• **Text to read**:
Changing the location of the identified and anonymized folders

You can define custom directories for the identified and anonymized folders through environment variables. As docker-compose.yml reads these from your .env file, you can add the following definitions:

# SET THIS
POSTGRES_PASSWORD=some-very-secure-password
WSI_IDENTIFIED_FOLDER=/path/to/your/identified/folder
WSI_ANONYMIZED_FOLDER=/path/to/your/anonymized/folder

Make sure these folders have the right permissions (read and write for user 1000:1000, by default).

Adding custom filename parsers

You can define custom parsers to preserve specimen, block and slide numbers in your anonymized filenames. Custom parsers are plain text files mounted to the /app/parse/custom.d directory. By default, paw will search for the parse directory relative to the docker-compose.yml file is located. This behaviour can be changed by defining PARSE_DEFS_CUSTOM_DIR in the .env file.

Each file consists of one or many lines, each containing three literal tab-separated fields (unicode U+0009):

  • A regular expression matching the filename you want to parse, with parenthesis groups defining relevant information
  • A comma-separated list to match groups with information categories, in order:
    • PREFIX: the accession prefix, often letters
    • YEAR: the year, in whichever format you wish to preseve in the accession number
    • CASE: the serial number of the case
    • SPECIMEN: the specimen identifier, often a letter
    • BLOCK: the block identifier, often a number
    • LEVEL: the level identifier, usually a number
    • SCAN_DATE: the date of scanning, ideally in YYYY-MM-DD format
    • SCAN_TIME: the time of scanning
    • EXTENSION: the file extension
  • A field that defines the "clean" accession number that will be logged in the database

For example, one may wish to parse the following file name: 00000AS20240987654;A;1;1 - 2024-01-01 00.00.00.ndpi.

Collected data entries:
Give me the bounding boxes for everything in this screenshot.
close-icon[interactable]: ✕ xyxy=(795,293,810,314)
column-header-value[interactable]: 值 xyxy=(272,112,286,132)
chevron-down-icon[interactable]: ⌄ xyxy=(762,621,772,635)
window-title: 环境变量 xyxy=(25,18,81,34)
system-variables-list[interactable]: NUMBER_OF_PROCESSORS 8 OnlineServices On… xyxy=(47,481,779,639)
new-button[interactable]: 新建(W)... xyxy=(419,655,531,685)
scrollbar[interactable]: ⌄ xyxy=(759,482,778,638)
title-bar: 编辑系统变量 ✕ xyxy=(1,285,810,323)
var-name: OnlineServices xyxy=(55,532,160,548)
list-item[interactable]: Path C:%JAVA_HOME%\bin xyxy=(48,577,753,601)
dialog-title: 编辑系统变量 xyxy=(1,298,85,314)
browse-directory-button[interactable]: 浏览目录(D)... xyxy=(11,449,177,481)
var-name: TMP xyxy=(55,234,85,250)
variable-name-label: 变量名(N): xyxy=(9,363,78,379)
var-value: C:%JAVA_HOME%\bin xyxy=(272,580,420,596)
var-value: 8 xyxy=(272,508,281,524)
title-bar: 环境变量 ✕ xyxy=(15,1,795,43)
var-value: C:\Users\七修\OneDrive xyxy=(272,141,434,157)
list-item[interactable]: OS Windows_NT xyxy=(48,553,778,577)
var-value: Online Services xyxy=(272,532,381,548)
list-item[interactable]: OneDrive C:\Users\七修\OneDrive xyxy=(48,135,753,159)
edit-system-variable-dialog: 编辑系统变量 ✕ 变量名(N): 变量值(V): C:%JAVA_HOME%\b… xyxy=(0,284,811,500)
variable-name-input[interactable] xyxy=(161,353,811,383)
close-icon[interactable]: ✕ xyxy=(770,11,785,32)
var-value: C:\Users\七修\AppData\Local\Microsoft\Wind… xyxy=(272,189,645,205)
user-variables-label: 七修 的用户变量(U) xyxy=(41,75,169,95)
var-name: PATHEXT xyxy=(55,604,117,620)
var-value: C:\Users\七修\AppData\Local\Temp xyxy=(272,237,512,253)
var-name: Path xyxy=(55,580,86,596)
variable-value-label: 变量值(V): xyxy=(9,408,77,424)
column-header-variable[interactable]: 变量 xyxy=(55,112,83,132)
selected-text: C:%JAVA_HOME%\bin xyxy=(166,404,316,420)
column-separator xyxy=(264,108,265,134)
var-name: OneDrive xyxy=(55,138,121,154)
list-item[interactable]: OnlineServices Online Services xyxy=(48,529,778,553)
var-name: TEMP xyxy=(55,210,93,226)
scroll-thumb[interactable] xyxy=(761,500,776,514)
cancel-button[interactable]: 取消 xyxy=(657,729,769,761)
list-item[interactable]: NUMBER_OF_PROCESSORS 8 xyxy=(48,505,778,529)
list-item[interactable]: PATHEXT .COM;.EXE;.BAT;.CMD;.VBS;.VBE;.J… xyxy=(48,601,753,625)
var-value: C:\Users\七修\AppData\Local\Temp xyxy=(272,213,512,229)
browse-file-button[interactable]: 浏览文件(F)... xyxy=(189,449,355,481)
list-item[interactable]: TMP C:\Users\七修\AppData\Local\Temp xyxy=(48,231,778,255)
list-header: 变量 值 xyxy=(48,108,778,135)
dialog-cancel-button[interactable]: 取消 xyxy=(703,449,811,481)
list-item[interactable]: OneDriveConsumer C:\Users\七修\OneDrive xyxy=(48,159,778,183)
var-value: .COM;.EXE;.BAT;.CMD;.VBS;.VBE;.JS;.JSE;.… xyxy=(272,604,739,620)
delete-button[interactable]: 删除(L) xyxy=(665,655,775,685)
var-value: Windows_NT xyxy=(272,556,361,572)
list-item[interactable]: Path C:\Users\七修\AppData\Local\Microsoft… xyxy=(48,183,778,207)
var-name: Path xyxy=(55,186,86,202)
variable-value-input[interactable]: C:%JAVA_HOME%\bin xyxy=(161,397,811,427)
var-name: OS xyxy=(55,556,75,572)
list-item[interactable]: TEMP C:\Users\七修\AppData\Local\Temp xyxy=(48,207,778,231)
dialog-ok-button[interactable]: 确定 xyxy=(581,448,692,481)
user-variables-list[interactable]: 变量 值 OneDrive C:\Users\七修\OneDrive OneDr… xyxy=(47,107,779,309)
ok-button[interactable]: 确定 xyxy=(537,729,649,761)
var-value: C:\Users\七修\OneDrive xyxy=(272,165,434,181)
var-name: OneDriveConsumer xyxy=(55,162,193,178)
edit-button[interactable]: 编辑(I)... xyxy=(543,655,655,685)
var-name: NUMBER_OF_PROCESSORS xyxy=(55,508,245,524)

• **Brief**:
According to the text on custom folders and filename parsers, what permissions must the identified and anonymized folders have by default? The material after the text is separate and unrelated to it.

• **Written answer**:
Read and write for user 1000:1000.